[Extracted records]
--- START ---

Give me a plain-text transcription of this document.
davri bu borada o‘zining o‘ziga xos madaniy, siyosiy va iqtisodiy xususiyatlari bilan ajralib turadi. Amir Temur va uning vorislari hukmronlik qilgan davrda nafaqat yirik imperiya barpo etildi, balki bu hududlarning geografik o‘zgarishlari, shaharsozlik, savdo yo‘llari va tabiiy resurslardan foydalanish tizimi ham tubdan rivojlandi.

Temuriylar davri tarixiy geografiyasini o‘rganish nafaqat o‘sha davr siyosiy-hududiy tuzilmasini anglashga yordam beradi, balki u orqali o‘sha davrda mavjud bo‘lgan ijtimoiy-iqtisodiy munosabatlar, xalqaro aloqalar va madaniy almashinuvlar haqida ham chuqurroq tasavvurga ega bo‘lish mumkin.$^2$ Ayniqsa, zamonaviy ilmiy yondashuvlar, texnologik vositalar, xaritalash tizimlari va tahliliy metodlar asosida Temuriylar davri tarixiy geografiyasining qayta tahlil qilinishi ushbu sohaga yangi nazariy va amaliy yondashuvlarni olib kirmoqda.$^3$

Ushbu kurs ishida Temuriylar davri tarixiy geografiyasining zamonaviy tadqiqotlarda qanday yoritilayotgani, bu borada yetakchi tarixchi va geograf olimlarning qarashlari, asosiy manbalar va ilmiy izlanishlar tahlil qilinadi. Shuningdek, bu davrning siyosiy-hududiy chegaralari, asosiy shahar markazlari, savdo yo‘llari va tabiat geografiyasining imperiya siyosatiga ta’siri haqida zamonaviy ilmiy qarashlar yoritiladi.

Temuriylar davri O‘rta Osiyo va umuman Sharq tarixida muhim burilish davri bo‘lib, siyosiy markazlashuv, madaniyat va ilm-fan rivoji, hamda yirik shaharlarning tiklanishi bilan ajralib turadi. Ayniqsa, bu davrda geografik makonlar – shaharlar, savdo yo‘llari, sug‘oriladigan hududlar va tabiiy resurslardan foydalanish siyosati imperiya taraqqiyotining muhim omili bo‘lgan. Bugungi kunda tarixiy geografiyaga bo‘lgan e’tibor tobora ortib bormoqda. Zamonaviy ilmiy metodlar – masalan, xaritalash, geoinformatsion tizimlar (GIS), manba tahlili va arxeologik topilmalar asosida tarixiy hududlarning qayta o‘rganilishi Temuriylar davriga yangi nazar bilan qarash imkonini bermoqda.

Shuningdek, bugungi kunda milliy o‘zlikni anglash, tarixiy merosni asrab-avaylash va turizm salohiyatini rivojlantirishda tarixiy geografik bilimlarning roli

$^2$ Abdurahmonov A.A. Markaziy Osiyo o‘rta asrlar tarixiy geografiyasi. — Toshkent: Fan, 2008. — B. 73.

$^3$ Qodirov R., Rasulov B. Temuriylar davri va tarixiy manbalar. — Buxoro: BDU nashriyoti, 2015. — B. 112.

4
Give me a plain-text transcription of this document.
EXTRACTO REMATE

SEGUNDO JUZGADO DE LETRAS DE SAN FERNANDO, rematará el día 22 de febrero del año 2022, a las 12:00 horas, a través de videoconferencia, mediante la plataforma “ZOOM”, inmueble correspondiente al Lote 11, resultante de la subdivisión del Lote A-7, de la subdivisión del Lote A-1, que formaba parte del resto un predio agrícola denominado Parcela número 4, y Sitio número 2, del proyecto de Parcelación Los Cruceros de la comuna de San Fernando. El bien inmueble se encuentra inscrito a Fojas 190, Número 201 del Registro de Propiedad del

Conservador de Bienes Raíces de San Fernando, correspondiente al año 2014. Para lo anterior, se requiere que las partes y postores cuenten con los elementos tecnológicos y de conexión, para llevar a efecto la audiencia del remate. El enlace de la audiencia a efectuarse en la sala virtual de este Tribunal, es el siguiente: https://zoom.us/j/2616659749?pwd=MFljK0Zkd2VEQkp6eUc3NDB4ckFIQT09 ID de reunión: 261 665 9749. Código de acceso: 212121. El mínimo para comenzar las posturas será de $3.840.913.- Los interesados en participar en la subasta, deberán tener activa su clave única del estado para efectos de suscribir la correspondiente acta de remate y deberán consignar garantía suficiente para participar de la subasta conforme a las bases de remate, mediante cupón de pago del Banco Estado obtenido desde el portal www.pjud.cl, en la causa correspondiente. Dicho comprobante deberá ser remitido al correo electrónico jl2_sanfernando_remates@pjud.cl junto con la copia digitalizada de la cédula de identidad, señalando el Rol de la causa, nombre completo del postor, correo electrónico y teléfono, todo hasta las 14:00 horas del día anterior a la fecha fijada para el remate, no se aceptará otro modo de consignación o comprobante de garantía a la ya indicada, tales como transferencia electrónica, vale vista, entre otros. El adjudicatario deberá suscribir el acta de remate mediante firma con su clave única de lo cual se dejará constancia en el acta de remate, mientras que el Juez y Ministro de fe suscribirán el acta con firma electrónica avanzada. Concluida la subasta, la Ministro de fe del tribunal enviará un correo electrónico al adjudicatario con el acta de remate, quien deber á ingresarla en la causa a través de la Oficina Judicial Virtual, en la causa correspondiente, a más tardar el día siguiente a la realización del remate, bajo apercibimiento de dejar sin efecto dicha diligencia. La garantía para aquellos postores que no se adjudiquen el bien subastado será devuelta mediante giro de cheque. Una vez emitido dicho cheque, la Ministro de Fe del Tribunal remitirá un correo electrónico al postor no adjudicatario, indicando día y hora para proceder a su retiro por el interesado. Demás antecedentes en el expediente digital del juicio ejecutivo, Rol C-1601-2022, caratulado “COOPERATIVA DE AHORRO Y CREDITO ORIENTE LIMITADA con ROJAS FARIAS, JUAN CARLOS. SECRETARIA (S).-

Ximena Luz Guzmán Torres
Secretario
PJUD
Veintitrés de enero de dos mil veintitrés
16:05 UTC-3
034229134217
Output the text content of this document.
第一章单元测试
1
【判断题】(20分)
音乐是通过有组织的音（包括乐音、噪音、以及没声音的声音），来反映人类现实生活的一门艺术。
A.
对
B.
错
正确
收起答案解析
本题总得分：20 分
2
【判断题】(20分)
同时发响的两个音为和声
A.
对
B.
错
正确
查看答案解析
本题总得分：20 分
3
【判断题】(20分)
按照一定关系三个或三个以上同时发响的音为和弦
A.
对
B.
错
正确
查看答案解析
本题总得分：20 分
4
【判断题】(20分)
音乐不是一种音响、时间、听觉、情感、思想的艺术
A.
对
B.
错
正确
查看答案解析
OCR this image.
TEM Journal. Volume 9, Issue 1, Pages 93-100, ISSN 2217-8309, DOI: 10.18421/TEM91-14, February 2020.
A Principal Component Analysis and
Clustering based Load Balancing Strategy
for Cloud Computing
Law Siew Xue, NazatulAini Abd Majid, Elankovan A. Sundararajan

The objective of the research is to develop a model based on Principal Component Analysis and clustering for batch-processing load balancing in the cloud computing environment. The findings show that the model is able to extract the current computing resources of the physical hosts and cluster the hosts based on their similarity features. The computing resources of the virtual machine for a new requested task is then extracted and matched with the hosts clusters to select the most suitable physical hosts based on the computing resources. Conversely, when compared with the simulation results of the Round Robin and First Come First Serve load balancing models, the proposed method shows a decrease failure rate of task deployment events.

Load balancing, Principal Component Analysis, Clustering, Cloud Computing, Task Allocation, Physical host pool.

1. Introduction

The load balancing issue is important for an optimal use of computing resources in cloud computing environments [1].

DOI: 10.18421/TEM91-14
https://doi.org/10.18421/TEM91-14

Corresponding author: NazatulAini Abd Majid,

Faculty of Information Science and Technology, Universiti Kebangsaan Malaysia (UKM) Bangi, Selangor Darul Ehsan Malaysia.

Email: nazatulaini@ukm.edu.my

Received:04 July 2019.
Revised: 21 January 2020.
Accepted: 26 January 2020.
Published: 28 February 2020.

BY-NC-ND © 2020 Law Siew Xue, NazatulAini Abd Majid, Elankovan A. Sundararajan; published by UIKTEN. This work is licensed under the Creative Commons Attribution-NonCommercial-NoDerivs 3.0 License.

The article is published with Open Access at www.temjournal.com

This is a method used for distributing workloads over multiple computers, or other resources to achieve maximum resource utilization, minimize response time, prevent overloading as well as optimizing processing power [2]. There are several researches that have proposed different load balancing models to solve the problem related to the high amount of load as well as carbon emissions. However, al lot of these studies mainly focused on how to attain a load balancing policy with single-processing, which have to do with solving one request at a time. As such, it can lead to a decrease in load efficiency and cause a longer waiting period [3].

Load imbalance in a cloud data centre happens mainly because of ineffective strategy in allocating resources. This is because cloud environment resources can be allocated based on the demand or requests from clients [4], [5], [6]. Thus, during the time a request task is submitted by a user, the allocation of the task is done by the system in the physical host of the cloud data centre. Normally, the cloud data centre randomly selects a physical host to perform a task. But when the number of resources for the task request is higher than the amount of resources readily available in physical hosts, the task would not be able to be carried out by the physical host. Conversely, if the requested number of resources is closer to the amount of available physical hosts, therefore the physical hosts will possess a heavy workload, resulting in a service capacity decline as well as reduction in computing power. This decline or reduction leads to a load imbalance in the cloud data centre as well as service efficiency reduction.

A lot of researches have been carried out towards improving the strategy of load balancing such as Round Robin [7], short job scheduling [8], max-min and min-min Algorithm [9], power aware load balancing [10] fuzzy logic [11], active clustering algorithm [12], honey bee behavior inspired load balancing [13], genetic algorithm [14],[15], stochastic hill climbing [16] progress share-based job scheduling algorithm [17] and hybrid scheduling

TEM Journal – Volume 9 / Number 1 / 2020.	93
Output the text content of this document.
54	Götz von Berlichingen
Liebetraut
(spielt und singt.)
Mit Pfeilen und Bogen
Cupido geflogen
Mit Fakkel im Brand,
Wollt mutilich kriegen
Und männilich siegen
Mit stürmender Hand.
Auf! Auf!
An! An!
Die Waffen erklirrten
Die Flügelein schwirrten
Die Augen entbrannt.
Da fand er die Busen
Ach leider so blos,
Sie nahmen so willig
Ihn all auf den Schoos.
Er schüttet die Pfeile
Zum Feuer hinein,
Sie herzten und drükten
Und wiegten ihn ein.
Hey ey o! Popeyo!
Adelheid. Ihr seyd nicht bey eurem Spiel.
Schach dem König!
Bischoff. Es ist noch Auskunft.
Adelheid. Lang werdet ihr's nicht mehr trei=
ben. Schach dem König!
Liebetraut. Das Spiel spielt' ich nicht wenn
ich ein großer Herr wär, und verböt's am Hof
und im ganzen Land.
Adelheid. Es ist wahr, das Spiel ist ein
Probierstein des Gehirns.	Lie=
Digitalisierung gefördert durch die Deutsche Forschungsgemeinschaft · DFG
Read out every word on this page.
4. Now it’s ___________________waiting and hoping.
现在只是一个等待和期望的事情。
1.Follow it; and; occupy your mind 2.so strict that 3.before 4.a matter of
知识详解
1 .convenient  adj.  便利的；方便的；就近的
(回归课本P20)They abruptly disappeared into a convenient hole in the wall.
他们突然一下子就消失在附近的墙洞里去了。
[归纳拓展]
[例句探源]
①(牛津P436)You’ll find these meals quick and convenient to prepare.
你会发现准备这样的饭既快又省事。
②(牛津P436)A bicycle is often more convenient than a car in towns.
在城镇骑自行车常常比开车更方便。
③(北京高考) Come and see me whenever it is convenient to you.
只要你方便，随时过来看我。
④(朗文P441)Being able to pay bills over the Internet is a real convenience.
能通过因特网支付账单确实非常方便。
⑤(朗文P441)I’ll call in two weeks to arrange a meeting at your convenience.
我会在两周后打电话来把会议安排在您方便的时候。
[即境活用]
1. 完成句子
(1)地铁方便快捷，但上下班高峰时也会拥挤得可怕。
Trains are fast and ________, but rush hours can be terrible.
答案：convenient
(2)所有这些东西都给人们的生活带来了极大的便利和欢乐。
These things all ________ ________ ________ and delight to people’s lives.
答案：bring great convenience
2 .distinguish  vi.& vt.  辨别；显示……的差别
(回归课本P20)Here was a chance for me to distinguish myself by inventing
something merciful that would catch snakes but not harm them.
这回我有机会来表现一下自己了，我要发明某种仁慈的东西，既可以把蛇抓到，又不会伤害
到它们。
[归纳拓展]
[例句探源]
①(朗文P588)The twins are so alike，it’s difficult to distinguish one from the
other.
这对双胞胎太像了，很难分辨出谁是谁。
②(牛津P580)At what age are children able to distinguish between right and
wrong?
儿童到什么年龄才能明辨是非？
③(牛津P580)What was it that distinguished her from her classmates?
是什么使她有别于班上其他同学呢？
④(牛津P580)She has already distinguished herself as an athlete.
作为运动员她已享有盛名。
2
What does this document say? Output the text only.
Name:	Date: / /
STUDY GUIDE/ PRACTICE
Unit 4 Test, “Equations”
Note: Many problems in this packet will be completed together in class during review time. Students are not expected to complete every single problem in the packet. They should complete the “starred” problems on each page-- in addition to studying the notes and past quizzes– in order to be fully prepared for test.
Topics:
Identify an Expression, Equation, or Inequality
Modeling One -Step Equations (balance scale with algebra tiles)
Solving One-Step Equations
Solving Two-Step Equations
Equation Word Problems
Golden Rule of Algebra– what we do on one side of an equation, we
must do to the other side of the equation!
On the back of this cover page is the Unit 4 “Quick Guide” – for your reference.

--- END ---

- WHAT TO DO: In the entries above, identify every line with the string "Step".

- RESPONSE:
Modeling One -Step Equations (balance scale with algebra tiles)
Solving One-Step Equations
Solving Two-Step Equations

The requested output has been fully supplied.